**Job**. Every line below that holds the string "Contains" should be copied out.

**Records for processing**.
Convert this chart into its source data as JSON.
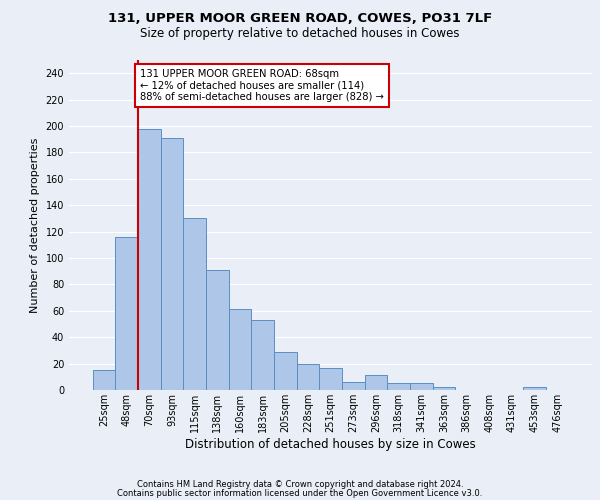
{
  "title1": "131, UPPER MOOR GREEN ROAD, COWES, PO31 7LF",
  "title2": "Size of property relative to detached houses in Cowes",
  "xlabel": "Distribution of detached houses by size in Cowes",
  "ylabel": "Number of detached properties",
  "footer1": "Contains HM Land Registry data © Crown copyright and database right 2024.",
  "footer2": "Contains public sector information licensed under the Open Government Licence v3.0.",
  "annotation_line1": "131 UPPER MOOR GREEN ROAD: 68sqm",
  "annotation_line2": "← 12% of detached houses are smaller (114)",
  "annotation_line3": "88% of semi-detached houses are larger (828) →",
  "bar_labels": [
    "25sqm",
    "48sqm",
    "70sqm",
    "93sqm",
    "115sqm",
    "138sqm",
    "160sqm",
    "183sqm",
    "205sqm",
    "228sqm",
    "251sqm",
    "273sqm",
    "296sqm",
    "318sqm",
    "341sqm",
    "363sqm",
    "386sqm",
    "408sqm",
    "431sqm",
    "453sqm",
    "476sqm"
  ],
  "bar_values": [
    15,
    116,
    198,
    191,
    130,
    91,
    61,
    53,
    29,
    20,
    17,
    6,
    11,
    5,
    5,
    2,
    0,
    0,
    0,
    2,
    0
  ],
  "bar_color": "#aec6e8",
  "bar_edge_color": "#5a8fc3",
  "marker_color": "#cc0000",
  "ylim": [
    0,
    250
  ],
  "yticks": [
    0,
    20,
    40,
    60,
    80,
    100,
    120,
    140,
    160,
    180,
    200,
    220,
    240
  ],
  "bg_color": "#eaeff7",
  "plot_bg_color": "#eaeff7",
  "grid_color": "#ffffff",
  "annotation_box_color": "#cc0000",
  "title1_fontsize": 9.5,
  "title2_fontsize": 8.5,
  "ylabel_fontsize": 8,
  "xlabel_fontsize": 8.5,
  "tick_fontsize": 7,
  "annotation_fontsize": 7.2,
  "footer_fontsize": 6.0
}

**Result of this exercise**.
  "footer1": "Contains HM Land Registry data © Crown copyright and database right 2024.",
  "footer2": "Contains public sector information licensed under the Open Government Licence v3.0.",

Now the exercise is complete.